DATA SHOWN
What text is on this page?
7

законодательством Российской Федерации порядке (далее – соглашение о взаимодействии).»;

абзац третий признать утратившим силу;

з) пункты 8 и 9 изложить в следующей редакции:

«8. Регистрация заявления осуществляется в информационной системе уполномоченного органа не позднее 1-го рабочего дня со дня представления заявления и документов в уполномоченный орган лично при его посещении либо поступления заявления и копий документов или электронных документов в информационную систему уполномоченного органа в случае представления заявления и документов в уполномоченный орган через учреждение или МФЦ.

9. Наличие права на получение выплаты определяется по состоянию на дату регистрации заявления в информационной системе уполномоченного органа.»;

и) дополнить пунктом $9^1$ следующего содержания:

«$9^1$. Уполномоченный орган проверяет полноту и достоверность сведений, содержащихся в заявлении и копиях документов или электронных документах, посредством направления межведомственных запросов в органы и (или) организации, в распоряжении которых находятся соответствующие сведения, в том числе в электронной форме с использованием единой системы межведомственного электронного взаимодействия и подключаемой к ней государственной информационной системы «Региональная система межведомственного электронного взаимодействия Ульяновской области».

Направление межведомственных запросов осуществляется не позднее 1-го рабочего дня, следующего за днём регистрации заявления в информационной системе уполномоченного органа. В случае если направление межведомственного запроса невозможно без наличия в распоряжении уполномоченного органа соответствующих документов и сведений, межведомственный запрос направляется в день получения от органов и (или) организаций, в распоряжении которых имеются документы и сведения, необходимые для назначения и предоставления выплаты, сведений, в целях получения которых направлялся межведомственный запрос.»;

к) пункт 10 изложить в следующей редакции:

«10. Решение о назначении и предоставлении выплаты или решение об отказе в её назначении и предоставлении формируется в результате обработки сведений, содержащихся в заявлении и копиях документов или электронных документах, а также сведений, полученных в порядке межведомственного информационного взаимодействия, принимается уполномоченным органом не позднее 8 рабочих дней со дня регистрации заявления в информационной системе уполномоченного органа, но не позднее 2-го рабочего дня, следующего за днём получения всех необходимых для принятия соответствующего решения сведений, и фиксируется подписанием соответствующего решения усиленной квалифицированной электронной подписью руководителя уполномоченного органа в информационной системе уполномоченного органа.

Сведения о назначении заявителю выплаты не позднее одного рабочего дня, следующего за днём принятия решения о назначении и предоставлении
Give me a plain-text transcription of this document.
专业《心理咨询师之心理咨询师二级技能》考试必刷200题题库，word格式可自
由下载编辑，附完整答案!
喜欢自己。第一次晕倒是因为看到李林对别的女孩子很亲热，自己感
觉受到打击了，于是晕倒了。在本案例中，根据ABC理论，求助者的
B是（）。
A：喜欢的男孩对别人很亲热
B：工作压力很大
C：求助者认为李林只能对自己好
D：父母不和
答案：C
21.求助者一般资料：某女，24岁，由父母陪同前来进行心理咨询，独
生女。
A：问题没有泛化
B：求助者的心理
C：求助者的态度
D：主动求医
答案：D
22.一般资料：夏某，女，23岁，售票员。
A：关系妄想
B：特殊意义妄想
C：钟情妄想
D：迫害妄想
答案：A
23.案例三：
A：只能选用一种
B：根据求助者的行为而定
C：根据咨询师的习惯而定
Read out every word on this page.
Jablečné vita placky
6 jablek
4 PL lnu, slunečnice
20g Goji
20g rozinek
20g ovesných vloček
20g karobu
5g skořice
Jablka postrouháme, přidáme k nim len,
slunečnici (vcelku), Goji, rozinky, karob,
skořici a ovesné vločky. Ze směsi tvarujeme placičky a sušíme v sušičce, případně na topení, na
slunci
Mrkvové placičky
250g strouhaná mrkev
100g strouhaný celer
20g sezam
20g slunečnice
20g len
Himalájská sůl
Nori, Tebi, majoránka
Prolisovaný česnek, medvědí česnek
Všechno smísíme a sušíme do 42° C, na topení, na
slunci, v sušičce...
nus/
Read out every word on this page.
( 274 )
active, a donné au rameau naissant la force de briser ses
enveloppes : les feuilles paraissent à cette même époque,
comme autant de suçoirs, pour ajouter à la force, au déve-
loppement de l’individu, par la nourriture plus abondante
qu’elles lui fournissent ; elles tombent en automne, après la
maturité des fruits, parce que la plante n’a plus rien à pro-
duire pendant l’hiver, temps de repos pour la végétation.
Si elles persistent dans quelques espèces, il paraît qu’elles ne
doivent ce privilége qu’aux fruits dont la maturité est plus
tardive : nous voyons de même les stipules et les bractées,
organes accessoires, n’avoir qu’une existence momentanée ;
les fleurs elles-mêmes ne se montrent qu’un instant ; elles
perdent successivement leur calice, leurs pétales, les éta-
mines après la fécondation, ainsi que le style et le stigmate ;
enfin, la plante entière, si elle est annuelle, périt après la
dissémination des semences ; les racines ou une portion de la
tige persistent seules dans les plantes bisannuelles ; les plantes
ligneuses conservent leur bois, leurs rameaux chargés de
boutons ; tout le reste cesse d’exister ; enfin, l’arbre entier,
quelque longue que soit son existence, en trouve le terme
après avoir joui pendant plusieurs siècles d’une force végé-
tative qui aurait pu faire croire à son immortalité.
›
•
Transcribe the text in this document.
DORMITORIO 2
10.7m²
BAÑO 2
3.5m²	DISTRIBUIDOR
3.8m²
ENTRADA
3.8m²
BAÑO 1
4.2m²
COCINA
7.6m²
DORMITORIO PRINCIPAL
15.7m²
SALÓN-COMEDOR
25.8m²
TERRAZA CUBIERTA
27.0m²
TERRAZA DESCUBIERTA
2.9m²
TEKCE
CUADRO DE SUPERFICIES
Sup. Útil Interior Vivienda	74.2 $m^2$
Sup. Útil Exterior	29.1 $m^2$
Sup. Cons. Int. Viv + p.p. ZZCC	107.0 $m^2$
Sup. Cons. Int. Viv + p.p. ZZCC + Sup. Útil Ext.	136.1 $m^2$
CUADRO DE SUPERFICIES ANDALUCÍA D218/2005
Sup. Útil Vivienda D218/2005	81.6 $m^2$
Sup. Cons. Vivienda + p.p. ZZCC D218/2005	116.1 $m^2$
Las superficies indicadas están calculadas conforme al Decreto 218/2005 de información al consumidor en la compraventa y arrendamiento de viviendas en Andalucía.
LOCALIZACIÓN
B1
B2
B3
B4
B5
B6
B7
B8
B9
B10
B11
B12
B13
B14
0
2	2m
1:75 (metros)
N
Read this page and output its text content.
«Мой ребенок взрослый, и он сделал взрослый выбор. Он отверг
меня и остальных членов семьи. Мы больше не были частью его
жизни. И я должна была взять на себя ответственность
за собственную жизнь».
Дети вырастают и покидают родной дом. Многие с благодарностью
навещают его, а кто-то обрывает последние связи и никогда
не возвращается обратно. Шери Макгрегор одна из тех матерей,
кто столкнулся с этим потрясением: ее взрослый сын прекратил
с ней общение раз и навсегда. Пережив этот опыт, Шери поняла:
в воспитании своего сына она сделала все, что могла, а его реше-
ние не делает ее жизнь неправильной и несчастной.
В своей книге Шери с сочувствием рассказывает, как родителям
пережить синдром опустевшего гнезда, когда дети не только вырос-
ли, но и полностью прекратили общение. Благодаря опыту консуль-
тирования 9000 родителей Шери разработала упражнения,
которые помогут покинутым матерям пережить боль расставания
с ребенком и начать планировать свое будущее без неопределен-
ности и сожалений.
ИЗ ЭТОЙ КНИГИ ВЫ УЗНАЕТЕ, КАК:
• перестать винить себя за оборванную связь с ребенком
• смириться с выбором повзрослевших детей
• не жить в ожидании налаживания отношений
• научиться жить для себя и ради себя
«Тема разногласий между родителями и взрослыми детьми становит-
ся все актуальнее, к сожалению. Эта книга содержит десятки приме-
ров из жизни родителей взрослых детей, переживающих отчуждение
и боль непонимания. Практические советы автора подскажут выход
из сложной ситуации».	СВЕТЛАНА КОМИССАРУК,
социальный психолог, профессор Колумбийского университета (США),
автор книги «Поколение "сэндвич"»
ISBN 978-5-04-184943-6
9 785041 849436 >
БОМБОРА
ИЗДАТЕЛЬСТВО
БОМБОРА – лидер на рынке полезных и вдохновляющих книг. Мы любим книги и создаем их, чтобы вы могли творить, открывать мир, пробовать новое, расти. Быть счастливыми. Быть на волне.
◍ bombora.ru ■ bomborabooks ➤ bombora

INSTRUCTION
Return all lines containing "enfin".

THE RESPONSE
enfin, la plante entière, si elle est annuelle, périt après la
boutons ; tout le reste cesse d’exister ; enfin, l’arbre entier,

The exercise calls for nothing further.